_EXERCISE PROMPT:_ All lines featuring the string "testng" are to be listed.

--- Begin ROWS ---

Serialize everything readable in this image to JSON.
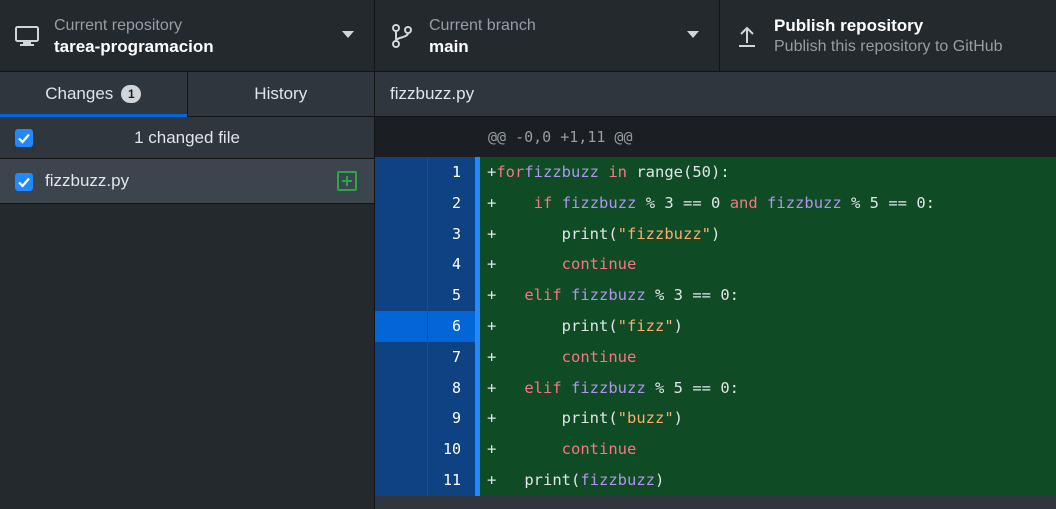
{
  "toolbar": {
    "repo": {
      "label": "Current repository",
      "value": "tarea-programacion"
    },
    "branch": {
      "label": "Current branch",
      "value": "main"
    },
    "publish": {
      "title": "Publish repository",
      "subtitle": "Publish this repository to GitHub"
    }
  },
  "sidebar": {
    "tabs": [
      {
        "label": "Changes",
        "count": "1",
        "active": true
      },
      {
        "label": "History",
        "active": false
      }
    ],
    "changed_count_text": "1 changed file",
    "files": [
      {
        "name": "fizzbuzz.py",
        "status": "added"
      }
    ]
  },
  "diff": {
    "filename": "fizzbuzz.py",
    "hunk_header": "@@ -0,0 +1,11 @@",
    "selected_line": 6,
    "lines": [
      {
        "num": "1",
        "prefix": "+",
        "tokens": [
          [
            "kw",
            "for"
          ],
          [
            "",
            ""
          ],
          [
            " ",
            ""
          ],
          [
            "nm",
            "fizzbuzz"
          ],
          [
            "",
            " "
          ],
          [
            "kw",
            "in"
          ],
          [
            "",
            " range(50):"
          ]
        ]
      },
      {
        "num": "2",
        "prefix": "+",
        "tokens": [
          [
            "",
            " "
          ],
          [
            "",
            "   "
          ],
          [
            "kw",
            "if"
          ],
          [
            "",
            " "
          ],
          [
            "nm",
            "fizzbuzz"
          ],
          [
            "",
            " % 3 == 0 "
          ],
          [
            "kw",
            "and"
          ],
          [
            "",
            " "
          ],
          [
            "nm",
            "fizzbuzz"
          ],
          [
            "",
            " % 5 == 0:"
          ]
        ]
      },
      {
        "num": "3",
        "prefix": "+",
        "tokens": [
          [
            "",
            "       print("
          ],
          [
            "st",
            "\"fizzbuzz\""
          ],
          [
            "",
            ")"
          ]
        ]
      },
      {
        "num": "4",
        "prefix": "+",
        "tokens": [
          [
            "",
            "       "
          ],
          [
            "kw",
            "continue"
          ]
        ]
      },
      {
        "num": "5",
        "prefix": "+",
        "tokens": [
          [
            "",
            "   "
          ],
          [
            "kw",
            "elif"
          ],
          [
            "",
            " "
          ],
          [
            "nm",
            "fizzbuzz"
          ],
          [
            "",
            " % 3 == 0:"
          ]
        ]
      },
      {
        "num": "6",
        "prefix": "+",
        "tokens": [
          [
            "",
            "       print("
          ],
          [
            "st",
            "\"fizz\""
          ],
          [
            "",
            ")"
          ]
        ]
      },
      {
        "num": "7",
        "prefix": "+",
        "tokens": [
          [
            "",
            "       "
          ],
          [
            "kw",
            "continue"
          ]
        ]
      },
      {
        "num": "8",
        "prefix": "+",
        "tokens": [
          [
            "",
            "   "
          ],
          [
            "kw",
            "elif"
          ],
          [
            "",
            " "
          ],
          [
            "nm",
            "fizzbuzz"
          ],
          [
            "",
            " % 5 == 0:"
          ]
        ]
      },
      {
        "num": "9",
        "prefix": "+",
        "tokens": [
          [
            "",
            "       print("
          ],
          [
            "st",
            "\"buzz\""
          ],
          [
            "",
            ")"
          ]
        ]
      },
      {
        "num": "10",
        "prefix": "+",
        "tokens": [
          [
            "",
            "       "
          ],
          [
            "kw",
            "continue"
          ]
        ]
      },
      {
        "num": "11",
        "prefix": "+",
        "tokens": [
          [
            "",
            "   print("
          ],
          [
            "nm",
            "fizzbuzz"
          ],
          [
            "",
            ")"
          ]
        ]
      }
    ]
  },
  "colors": {
    "accent": "#2188ff",
    "added_bg": "#0f4c25",
    "gutter_bg": "#0e4283",
    "selected_gutter": "#0366d6",
    "keyword": "#f97583",
    "name": "#b392f0",
    "string": "#ffab70"
  }
}
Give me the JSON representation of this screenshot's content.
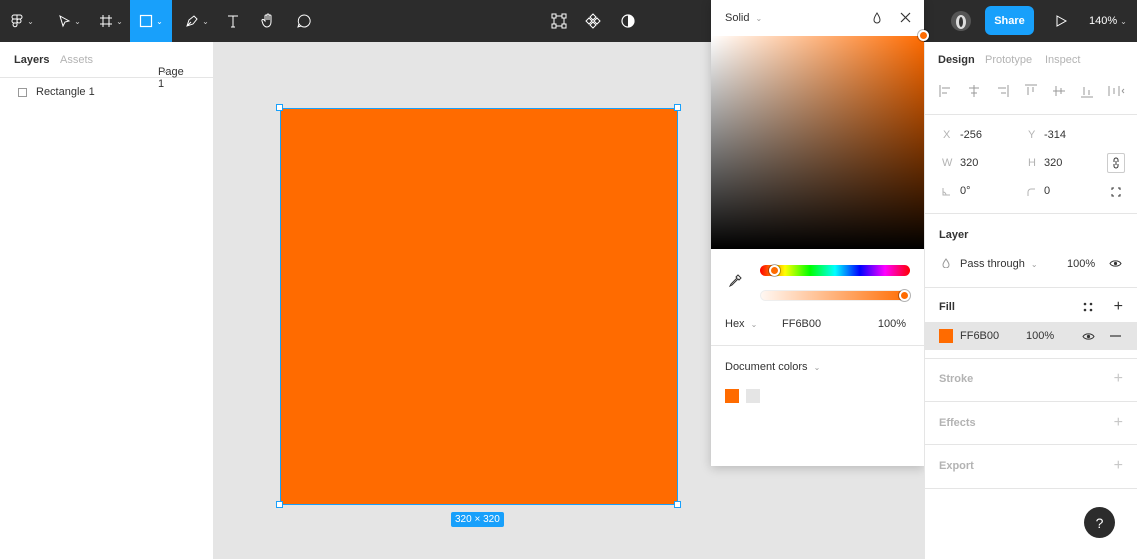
{
  "toolbar": {
    "share_label": "Share",
    "zoom_label": "140%"
  },
  "left_panel": {
    "tabs": [
      "Layers",
      "Assets"
    ],
    "page_label": "Page 1",
    "layers": [
      {
        "name": "Rectangle 1"
      }
    ]
  },
  "canvas": {
    "size_label": "320 × 320",
    "fill_color": "#FF6B00"
  },
  "color_picker": {
    "mode_label": "Solid",
    "hex_label": "Hex",
    "hex_value": "FF6B00",
    "opacity": "100%",
    "doc_colors_label": "Document colors",
    "doc_swatches": [
      "#FF6B00",
      "#E5E5E5"
    ]
  },
  "design_panel": {
    "tabs": [
      "Design",
      "Prototype",
      "Inspect"
    ],
    "x_label": "X",
    "x_value": "-256",
    "y_label": "Y",
    "y_value": "-314",
    "w_label": "W",
    "w_value": "320",
    "h_label": "H",
    "h_value": "320",
    "rotation": "0°",
    "radius": "0",
    "layer_title": "Layer",
    "blend_mode": "Pass through",
    "layer_opacity": "100%",
    "fill_title": "Fill",
    "fill_hex": "FF6B00",
    "fill_opacity": "100%",
    "stroke_title": "Stroke",
    "effects_title": "Effects",
    "export_title": "Export"
  },
  "help_label": "?"
}
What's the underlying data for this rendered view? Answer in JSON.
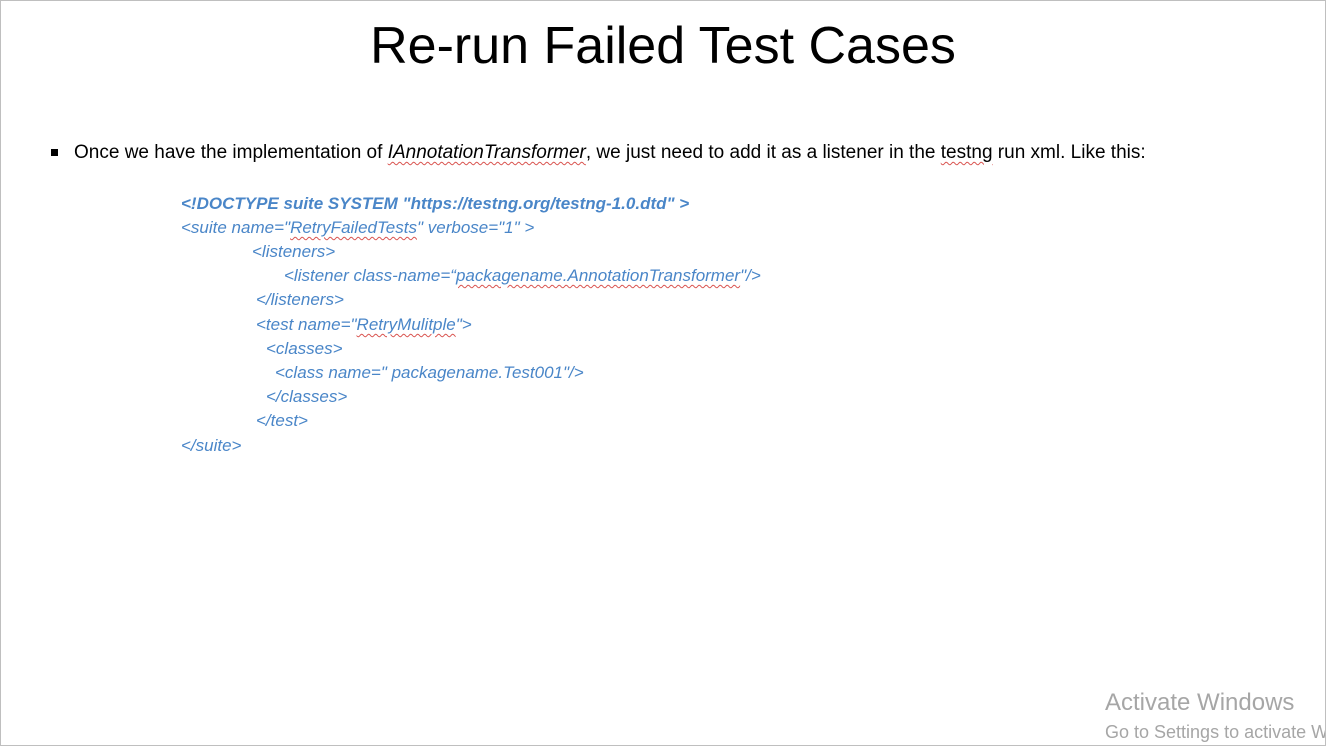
{
  "slide": {
    "title": "Re-run Failed Test Cases",
    "bullet": {
      "before": "Once we have the implementation of ",
      "class_name": "IAnnotationTransformer",
      "middle": ", we just need to add it as a listener in the ",
      "testng_word": "testng",
      "after": " run xml. Like this:"
    },
    "code": {
      "doctype": "<!DOCTYPE suite SYSTEM \"https://testng.org/testng-1.0.dtd\" >",
      "suite_open_a": "<suite name=\"",
      "suite_name": "RetryFailedTests",
      "suite_open_b": "\" verbose=\"1\" >",
      "listeners_open": "<listeners>",
      "listener_a": "<listener class-name=“",
      "listener_class": "packagename.AnnotationTransformer",
      "listener_b": "\"/>",
      "listeners_close": "</listeners>",
      "test_open_a": "<test name=\"",
      "test_name": "RetryMulitple",
      "test_open_b": "\">",
      "classes_open": "<classes>",
      "class_line": "<class name=\" packagename.Test001\"/>",
      "classes_close": "</classes>",
      "test_close": "</test>",
      "suite_close": "</suite>"
    }
  },
  "watermark": {
    "line1": "Activate Windows",
    "line2": "Go to Settings to activate W"
  },
  "colors": {
    "code": "#4a86c8",
    "text": "#000000",
    "watermark": "#a6a6a6",
    "spellcheck": "#d9534f"
  }
}
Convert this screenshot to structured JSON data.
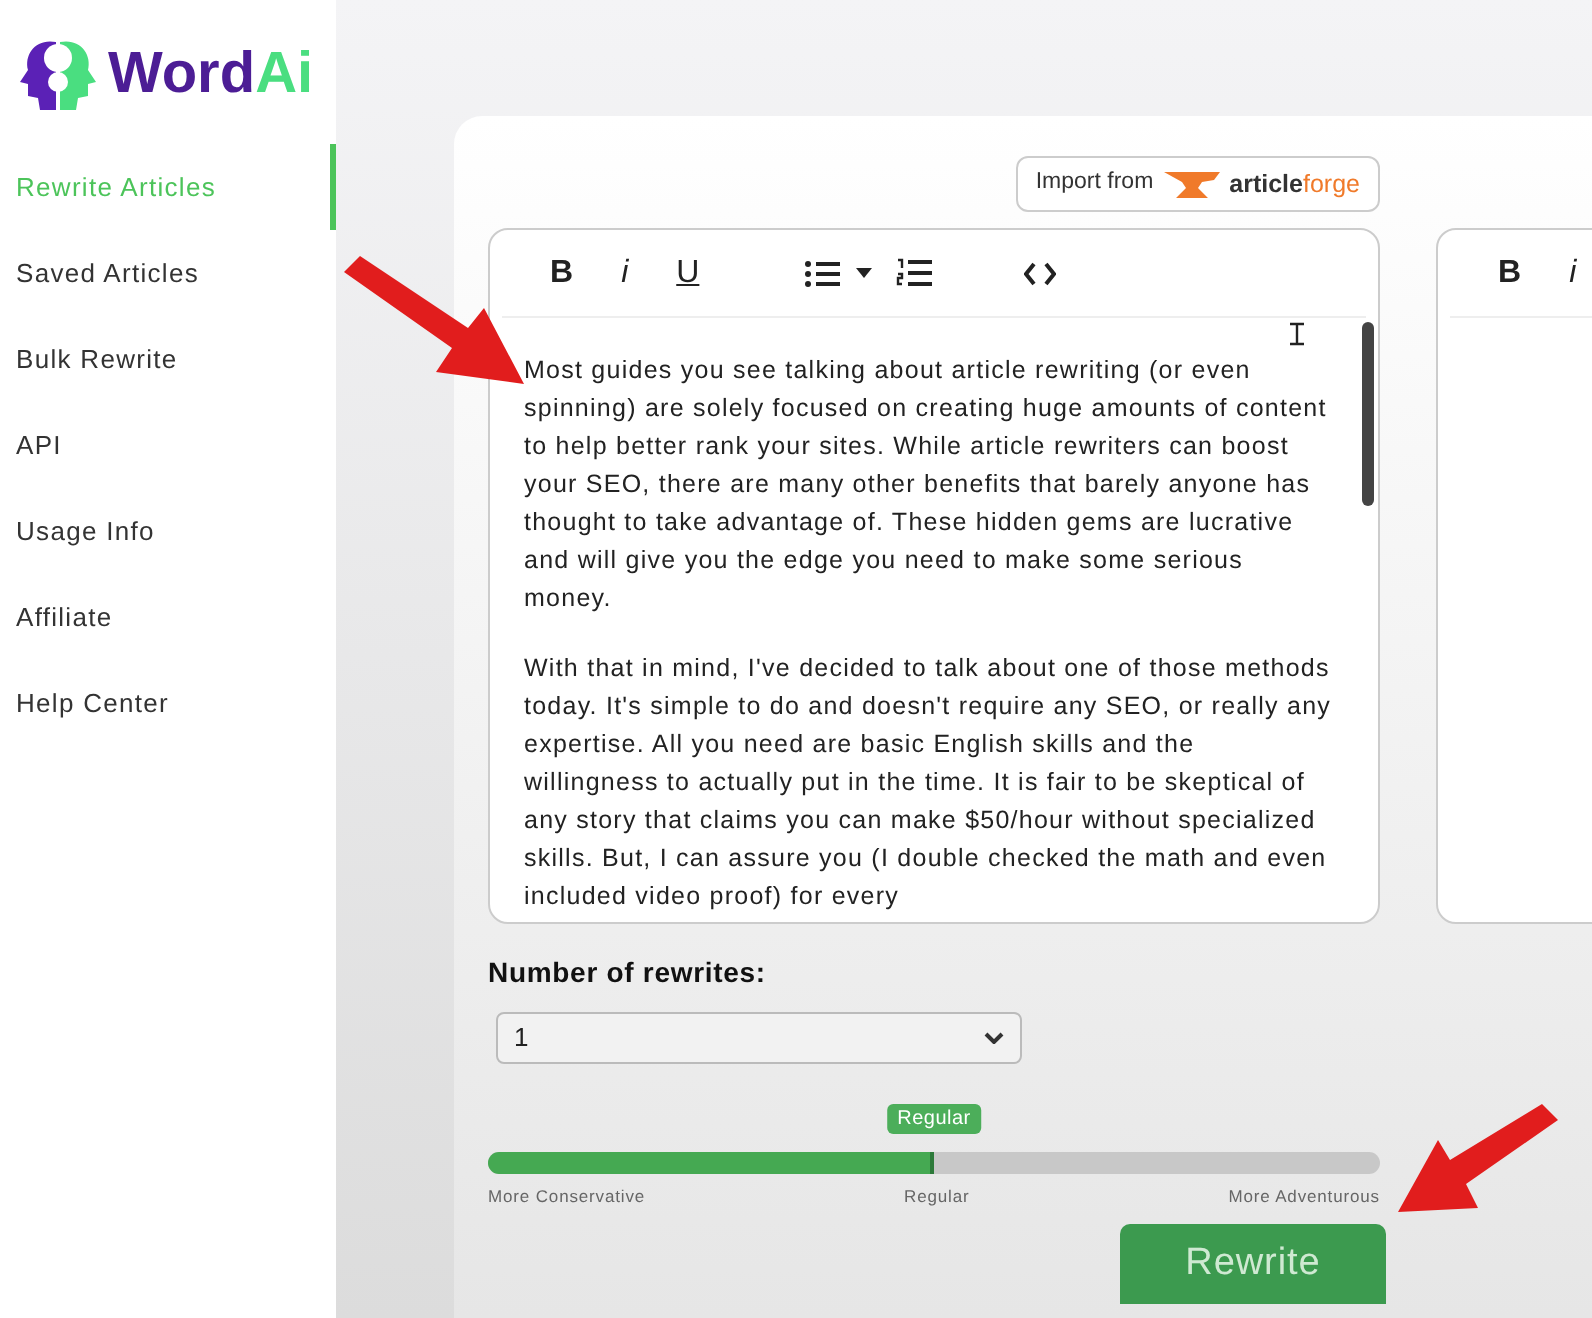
{
  "logo": {
    "text_1": "Word",
    "text_2": "Ai"
  },
  "sidebar": {
    "items": [
      {
        "label": "Rewrite Articles",
        "selected": true
      },
      {
        "label": "Saved Articles",
        "selected": false
      },
      {
        "label": "Bulk Rewrite",
        "selected": false
      },
      {
        "label": "API",
        "selected": false
      },
      {
        "label": "Usage Info",
        "selected": false
      },
      {
        "label": "Affiliate",
        "selected": false
      },
      {
        "label": "Help Center",
        "selected": false
      }
    ]
  },
  "import_button": {
    "label": "Import from",
    "brand_1": "article",
    "brand_2": "forge"
  },
  "editors": [
    {
      "toolbar": [
        {
          "kind": "text",
          "label": "B"
        },
        {
          "kind": "text",
          "label": "i"
        },
        {
          "kind": "text",
          "label": "U"
        },
        {
          "kind": "bullet-list"
        },
        {
          "kind": "dropdown"
        },
        {
          "kind": "numbered-list"
        },
        {
          "kind": "code"
        }
      ],
      "paragraphs": [
        "Most guides you see talking about article rewriting (or even spinning) are solely focused on creating huge amounts of content to help better rank your sites. While article rewriters can boost your SEO, there are many other benefits that barely anyone has thought to take advantage of. These hidden gems are lucrative and will give you the edge you need to make some serious money.",
        "With that in mind, I've decided to talk about one of those methods today. It's simple to do and doesn't require any SEO, or really any expertise. All you need are basic English skills and the willingness to actually put in the time. It is fair to be skeptical of any story that claims you can make $50/hour without specialized skills. But, I can assure you (I double checked the math and even included video proof) for every"
      ]
    },
    {
      "toolbar": [
        {
          "kind": "text",
          "label": "B"
        },
        {
          "kind": "text",
          "label": "i"
        }
      ]
    }
  ],
  "rewrites": {
    "label": "Number of rewrites:",
    "value": "1"
  },
  "slider": {
    "tooltip": "Regular",
    "level": 0.5,
    "ticks": [
      "More Conservative",
      "Regular",
      "More Adventurous"
    ]
  },
  "rewrite_button": {
    "label": "Rewrite"
  }
}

--- End ROWS ---

_WRITTEN SOLUTION:_
      "testng_word": "testng",
      "doctype": "<!DOCTYPE suite SYSTEM \"https://testng.org/testng-1.0.dtd\" >",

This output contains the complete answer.